You are to retype all of the data exactly as it appears.
━━ Data section
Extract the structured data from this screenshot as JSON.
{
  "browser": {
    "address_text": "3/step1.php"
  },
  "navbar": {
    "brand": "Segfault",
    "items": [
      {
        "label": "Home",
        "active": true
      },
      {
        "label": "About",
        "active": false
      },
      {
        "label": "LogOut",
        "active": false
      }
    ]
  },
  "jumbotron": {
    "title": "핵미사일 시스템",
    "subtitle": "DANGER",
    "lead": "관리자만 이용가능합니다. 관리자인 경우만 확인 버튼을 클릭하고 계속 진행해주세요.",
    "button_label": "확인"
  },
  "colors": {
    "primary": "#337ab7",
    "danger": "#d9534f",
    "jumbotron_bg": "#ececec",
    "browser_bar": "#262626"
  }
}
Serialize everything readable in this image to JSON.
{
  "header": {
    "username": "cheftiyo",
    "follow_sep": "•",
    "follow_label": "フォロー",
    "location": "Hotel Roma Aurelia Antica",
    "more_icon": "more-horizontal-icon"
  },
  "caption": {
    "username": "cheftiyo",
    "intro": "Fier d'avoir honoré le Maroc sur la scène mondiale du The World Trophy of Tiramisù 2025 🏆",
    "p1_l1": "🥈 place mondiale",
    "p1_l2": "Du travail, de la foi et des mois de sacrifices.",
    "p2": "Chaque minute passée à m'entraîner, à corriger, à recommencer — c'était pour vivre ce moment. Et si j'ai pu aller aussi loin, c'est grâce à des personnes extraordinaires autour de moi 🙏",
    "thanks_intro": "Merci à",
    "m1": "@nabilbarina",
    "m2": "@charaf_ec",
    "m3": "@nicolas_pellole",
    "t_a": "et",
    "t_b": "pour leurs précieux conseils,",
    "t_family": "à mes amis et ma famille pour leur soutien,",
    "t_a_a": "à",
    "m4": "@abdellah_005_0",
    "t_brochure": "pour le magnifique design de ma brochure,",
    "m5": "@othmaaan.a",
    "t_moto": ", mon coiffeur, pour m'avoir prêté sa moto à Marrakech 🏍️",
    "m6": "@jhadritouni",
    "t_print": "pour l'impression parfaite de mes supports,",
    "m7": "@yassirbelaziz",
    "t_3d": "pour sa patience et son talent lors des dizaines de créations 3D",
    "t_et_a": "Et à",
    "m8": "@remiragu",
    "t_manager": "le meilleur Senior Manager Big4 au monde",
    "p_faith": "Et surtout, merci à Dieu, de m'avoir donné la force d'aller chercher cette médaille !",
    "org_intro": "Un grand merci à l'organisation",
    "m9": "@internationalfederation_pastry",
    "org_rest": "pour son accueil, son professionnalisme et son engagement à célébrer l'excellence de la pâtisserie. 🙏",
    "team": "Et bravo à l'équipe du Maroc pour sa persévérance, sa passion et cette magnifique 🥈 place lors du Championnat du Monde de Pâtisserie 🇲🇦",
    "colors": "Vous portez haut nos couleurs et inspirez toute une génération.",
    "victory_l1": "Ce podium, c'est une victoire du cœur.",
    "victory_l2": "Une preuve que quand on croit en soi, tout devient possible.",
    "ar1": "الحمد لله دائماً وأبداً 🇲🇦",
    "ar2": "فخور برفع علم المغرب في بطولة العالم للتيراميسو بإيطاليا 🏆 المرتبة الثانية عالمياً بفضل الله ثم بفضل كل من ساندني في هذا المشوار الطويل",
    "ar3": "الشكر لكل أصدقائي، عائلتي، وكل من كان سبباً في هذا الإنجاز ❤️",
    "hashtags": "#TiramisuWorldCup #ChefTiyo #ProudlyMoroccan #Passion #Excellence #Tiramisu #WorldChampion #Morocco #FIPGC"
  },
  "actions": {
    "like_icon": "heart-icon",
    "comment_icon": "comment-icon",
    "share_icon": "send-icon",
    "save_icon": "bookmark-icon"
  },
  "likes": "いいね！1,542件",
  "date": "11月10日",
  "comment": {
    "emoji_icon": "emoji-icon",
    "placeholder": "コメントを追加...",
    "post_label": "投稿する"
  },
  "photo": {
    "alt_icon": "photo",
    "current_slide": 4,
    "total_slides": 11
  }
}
━━━━
*Output of the exercise*.
Extract the structured data from this screenshot as JSON.
{
  "browser": {
    "address_text": "3/step1.php"
  },
  "navbar": {
    "brand": "Segfault",
    "items": [
      {
        "label": "Home",
        "active": true
      },
      {
        "label": "About",
        "active": false
      },
      {
        "label": "LogOut",
        "active": false
      }
    ]
  },
  "jumbotron": {
    "title": "핵미사일 시스템",
    "subtitle": "DANGER",
    "lead": "관리자만 이용가능합니다. 관리자인 경우만 확인 버튼을 클릭하고 계속 진행해주세요.",
    "button_label": "확인"
  },
  "colors": {
    "primary": "#337ab7",
    "danger": "#d9534f",
    "jumbotron_bg": "#ececec",
    "browser_bar": "#262626"
  }
}
Serialize everything readable in this image to JSON.
{
  "header": {
    "username": "cheftiyo",
    "follow_sep": "•",
    "follow_label": "フォロー",
    "location": "Hotel Roma Aurelia Antica",
    "more_icon": "more-horizontal-icon"
  },
  "caption": {
    "username": "cheftiyo",
    "intro": "Fier d'avoir honoré le Maroc sur la scène mondiale du The World Trophy of Tiramisù 2025 🏆",
    "p1_l1": "🥈 place mondiale",
    "p1_l2": "Du travail, de la foi et des mois de sacrifices.",
    "p2": "Chaque minute passée à m'entraîner, à corriger, à recommencer — c'était pour vivre ce moment. Et si j'ai pu aller aussi loin, c'est grâce à des personnes extraordinaires autour de moi 🙏",
    "thanks_intro": "Merci à",
    "m1": "@nabilbarina",
    "m2": "@charaf_ec",
    "m3": "@nicolas_pellole",
    "t_a": "et",
    "t_b": "pour leurs précieux conseils,",
    "t_family": "à mes amis et ma famille pour leur soutien,",
    "t_a_a": "à",
    "m4": "@abdellah_005_0",
    "t_brochure": "pour le magnifique design de ma brochure,",
    "m5": "@othmaaan.a",
    "t_moto": ", mon coiffeur, pour m'avoir prêté sa moto à Marrakech 🏍️",
    "m6": "@jhadritouni",
    "t_print": "pour l'impression parfaite de mes supports,",
    "m7": "@yassirbelaziz",
    "t_3d": "pour sa patience et son talent lors des dizaines de créations 3D",
    "t_et_a": "Et à",
    "m8": "@remiragu",
    "t_manager": "le meilleur Senior Manager Big4 au monde",
    "p_faith": "Et surtout, merci à Dieu, de m'avoir donné la force d'aller chercher cette médaille !",
    "org_intro": "Un grand merci à l'organisation",
    "m9": "@internationalfederation_pastry",
    "org_rest": "pour son accueil, son professionnalisme et son engagement à célébrer l'excellence de la pâtisserie. 🙏",
    "team": "Et bravo à l'équipe du Maroc pour sa persévérance, sa passion et cette magnifique 🥈 place lors du Championnat du Monde de Pâtisserie 🇲🇦",
    "colors": "Vous portez haut nos couleurs et inspirez toute une génération.",
    "victory_l1": "Ce podium, c'est une victoire du cœur.",
    "victory_l2": "Une preuve que quand on croit en soi, tout devient possible.",
    "ar1": "الحمد لله دائماً وأبداً 🇲🇦",
    "ar2": "فخور برفع علم المغرب في بطولة العالم للتيراميسو بإيطاليا 🏆 المرتبة الثانية عالمياً بفضل الله ثم بفضل كل من ساندني في هذا المشوار الطويل",
    "ar3": "الشكر لكل أصدقائي، عائلتي، وكل من كان سبباً في هذا الإنجاز ❤️",
    "hashtags": "#TiramisuWorldCup #ChefTiyo #ProudlyMoroccan #Passion #Excellence #Tiramisu #WorldChampion #Morocco #FIPGC"
  },
  "actions": {
    "like_icon": "heart-icon",
    "comment_icon": "comment-icon",
    "share_icon": "send-icon",
    "save_icon": "bookmark-icon"
  },
  "likes": "いいね！1,542件",
  "date": "11月10日",
  "comment": {
    "emoji_icon": "emoji-icon",
    "placeholder": "コメントを追加...",
    "post_label": "投稿する"
  },
  "photo": {
    "alt_icon": "photo",
    "current_slide": 4,
    "total_slides": 11
  }
}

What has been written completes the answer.